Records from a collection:

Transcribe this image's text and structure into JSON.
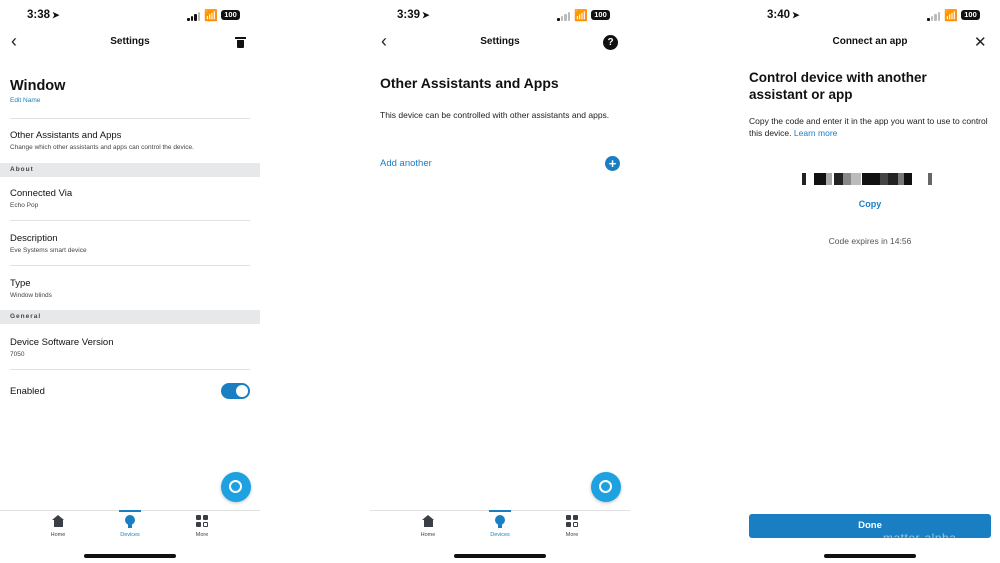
{
  "screen1": {
    "status": {
      "time": "3:38",
      "battery": "100"
    },
    "nav": {
      "title": "Settings"
    },
    "device_name": "Window",
    "edit_name": "Edit Name",
    "other_assistants": {
      "title": "Other Assistants and Apps",
      "subtitle": "Change which other assistants and apps can control the device."
    },
    "section_about": "About",
    "connected_via": {
      "title": "Connected Via",
      "value": "Echo Pop"
    },
    "description": {
      "title": "Description",
      "value": "Eve Systems smart device"
    },
    "type": {
      "title": "Type",
      "value": "Window blinds"
    },
    "section_general": "General",
    "software_version": {
      "title": "Device Software Version",
      "value": "7050"
    },
    "enabled": {
      "label": "Enabled",
      "on": true
    },
    "tabs": [
      "Home",
      "Devices",
      "More"
    ]
  },
  "screen2": {
    "status": {
      "time": "3:39",
      "battery": "100"
    },
    "nav": {
      "title": "Settings"
    },
    "heading": "Other Assistants and Apps",
    "body": "This device can be controlled with other assistants and apps.",
    "add_another": "Add another",
    "tabs": [
      "Home",
      "Devices",
      "More"
    ]
  },
  "screen3": {
    "status": {
      "time": "3:40",
      "battery": "100"
    },
    "nav": {
      "title": "Connect an app"
    },
    "heading": "Control device with another assistant or app",
    "body": "Copy the code and enter it in the app you want to use to control this device.",
    "learn_more": "Learn more",
    "copy": "Copy",
    "expires": "Code expires in 14:56",
    "done": "Done",
    "watermark": "matter-alpha"
  },
  "colors": {
    "accent": "#1a7fc2",
    "alexa": "#1da1e0",
    "band": "#e6e8ea"
  },
  "icons": [
    "back-chevron-icon",
    "trash-icon",
    "help-icon",
    "close-icon",
    "plus-circle-icon",
    "alexa-icon",
    "home-icon",
    "devices-icon",
    "more-icon"
  ]
}
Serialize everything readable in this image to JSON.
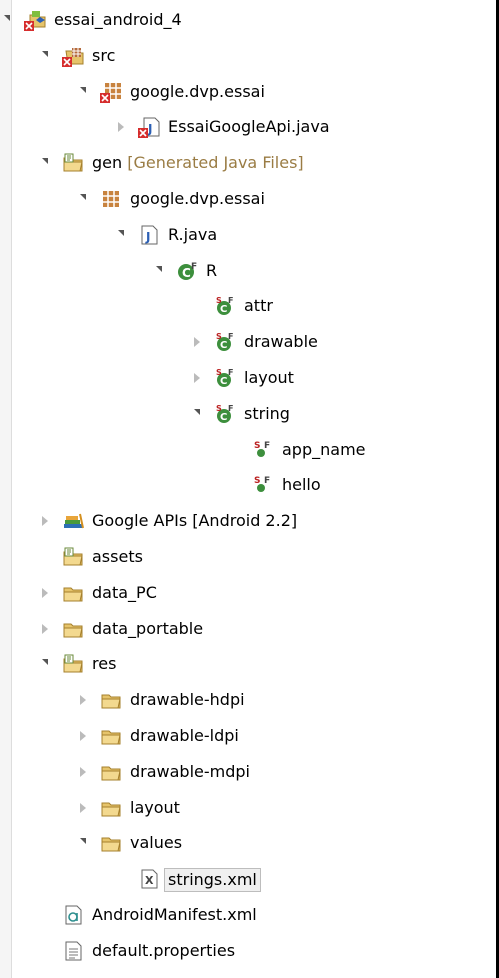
{
  "tree": {
    "rows": [
      {
        "label": "essai_android_4",
        "icon": "android-project-error-icon",
        "depth": 0,
        "expanded": true
      },
      {
        "label": "src",
        "icon": "source-folder-error-icon",
        "depth": 1,
        "expanded": true
      },
      {
        "label": "google.dvp.essai",
        "icon": "package-error-icon",
        "depth": 2,
        "expanded": true
      },
      {
        "label": "EssaiGoogleApi.java",
        "icon": "java-file-error-icon",
        "depth": 3,
        "expanded": false
      },
      {
        "label": "gen",
        "decoration": "[Generated Java Files]",
        "icon": "source-folder-icon",
        "depth": 1,
        "expanded": true
      },
      {
        "label": "google.dvp.essai",
        "icon": "package-icon",
        "depth": 2,
        "expanded": true
      },
      {
        "label": "R.java",
        "icon": "java-file-icon",
        "depth": 3,
        "expanded": true
      },
      {
        "label": "R",
        "icon": "class-icon",
        "depth": 4,
        "expanded": true
      },
      {
        "label": "attr",
        "icon": "inner-class-icon",
        "depth": 5
      },
      {
        "label": "drawable",
        "icon": "inner-class-icon",
        "depth": 5,
        "expanded": false
      },
      {
        "label": "layout",
        "icon": "inner-class-icon",
        "depth": 5,
        "expanded": false
      },
      {
        "label": "string",
        "icon": "inner-class-icon",
        "depth": 5,
        "expanded": true
      },
      {
        "label": "app_name",
        "icon": "static-field-icon",
        "depth": 6
      },
      {
        "label": "hello",
        "icon": "static-field-icon",
        "depth": 6
      },
      {
        "label": "Google APIs [Android 2.2]",
        "icon": "library-icon",
        "depth": 1,
        "expanded": false
      },
      {
        "label": "assets",
        "icon": "source-folder-icon",
        "depth": 1
      },
      {
        "label": "data_PC",
        "icon": "folder-icon",
        "depth": 1,
        "expanded": false
      },
      {
        "label": "data_portable",
        "icon": "folder-icon",
        "depth": 1,
        "expanded": false
      },
      {
        "label": "res",
        "icon": "source-folder-icon",
        "depth": 1,
        "expanded": true
      },
      {
        "label": "drawable-hdpi",
        "icon": "folder-icon",
        "depth": 2,
        "expanded": false
      },
      {
        "label": "drawable-ldpi",
        "icon": "folder-icon",
        "depth": 2,
        "expanded": false
      },
      {
        "label": "drawable-mdpi",
        "icon": "folder-icon",
        "depth": 2,
        "expanded": false
      },
      {
        "label": "layout",
        "icon": "folder-icon",
        "depth": 2,
        "expanded": false
      },
      {
        "label": "values",
        "icon": "folder-icon",
        "depth": 2,
        "expanded": true
      },
      {
        "label": "strings.xml",
        "icon": "xml-file-icon",
        "depth": 3,
        "selected": true
      },
      {
        "label": "AndroidManifest.xml",
        "icon": "manifest-file-icon",
        "depth": 1
      },
      {
        "label": "default.properties",
        "icon": "properties-file-icon",
        "depth": 1
      }
    ]
  }
}
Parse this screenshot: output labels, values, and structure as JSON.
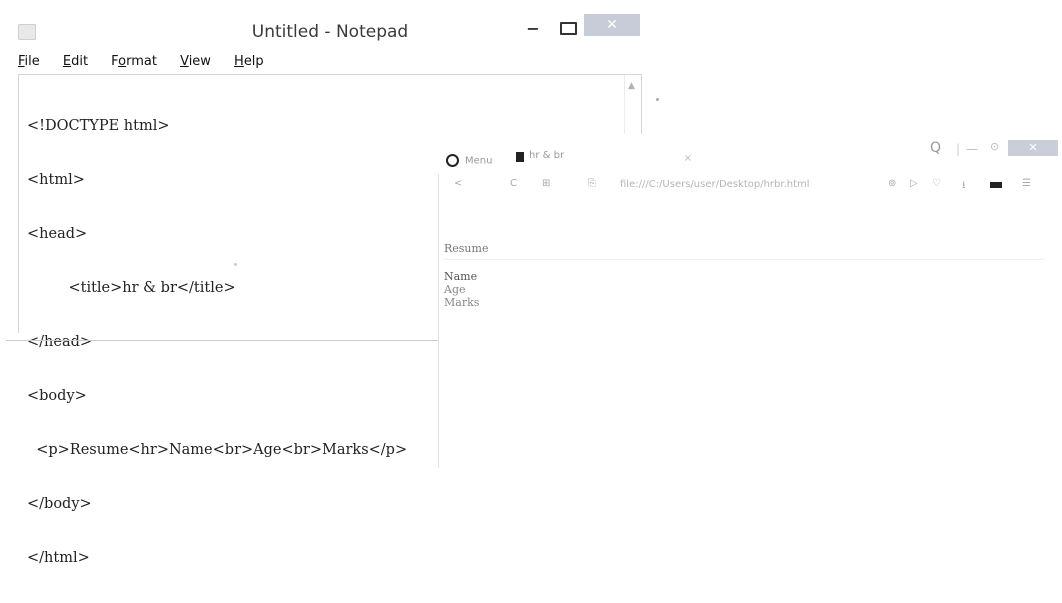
{
  "notepad": {
    "title": "Untitled - Notepad",
    "controls": {
      "minimize": "−",
      "close": "✕"
    },
    "menu": [
      {
        "first": "F",
        "rest": "ile"
      },
      {
        "first": "E",
        "rest": "dit"
      },
      {
        "first": "Fo",
        "rest": "rmat",
        "underline_index": 1
      },
      {
        "first": "V",
        "rest": "iew"
      },
      {
        "first": "H",
        "rest": "elp"
      }
    ],
    "lines": [
      "<!DOCTYPE html>",
      "<html>",
      "<head>",
      "         <title>hr & br</title>",
      "</head>",
      "<body>",
      "  <p>Resume<hr>Name<br>Age<br>Marks</p>",
      "</body>",
      "</html>"
    ]
  },
  "browser": {
    "menu_label": "Menu",
    "tab_title": "hr & br",
    "tab_close": "×",
    "nav": {
      "back": "<",
      "reload": "C",
      "grid": "⊞"
    },
    "address": "file:///C:/Users/user/Desktop/hrbr.html",
    "controls": {
      "search": "Q",
      "sep": "|",
      "minimize": "—",
      "close": "✕"
    },
    "content": {
      "heading": "Resume",
      "fields": [
        "Name",
        "Age",
        "Marks"
      ]
    }
  },
  "icons": {
    "notepad_app": "notepad-icon",
    "browser_logo": "opera-logo-icon",
    "tab_doc": "document-icon",
    "search": "search-icon"
  }
}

#### [WRITTEN PROBLEM]
Identify each line in the records above that contains the word "html", and copy it out in full.

#### [RESULT FOR THIS TASK]
      "<!DOCTYPE html>",
      "<html>",
      "</html>"
    "address": "file:///C:/Users/user/Desktop/hrbr.html",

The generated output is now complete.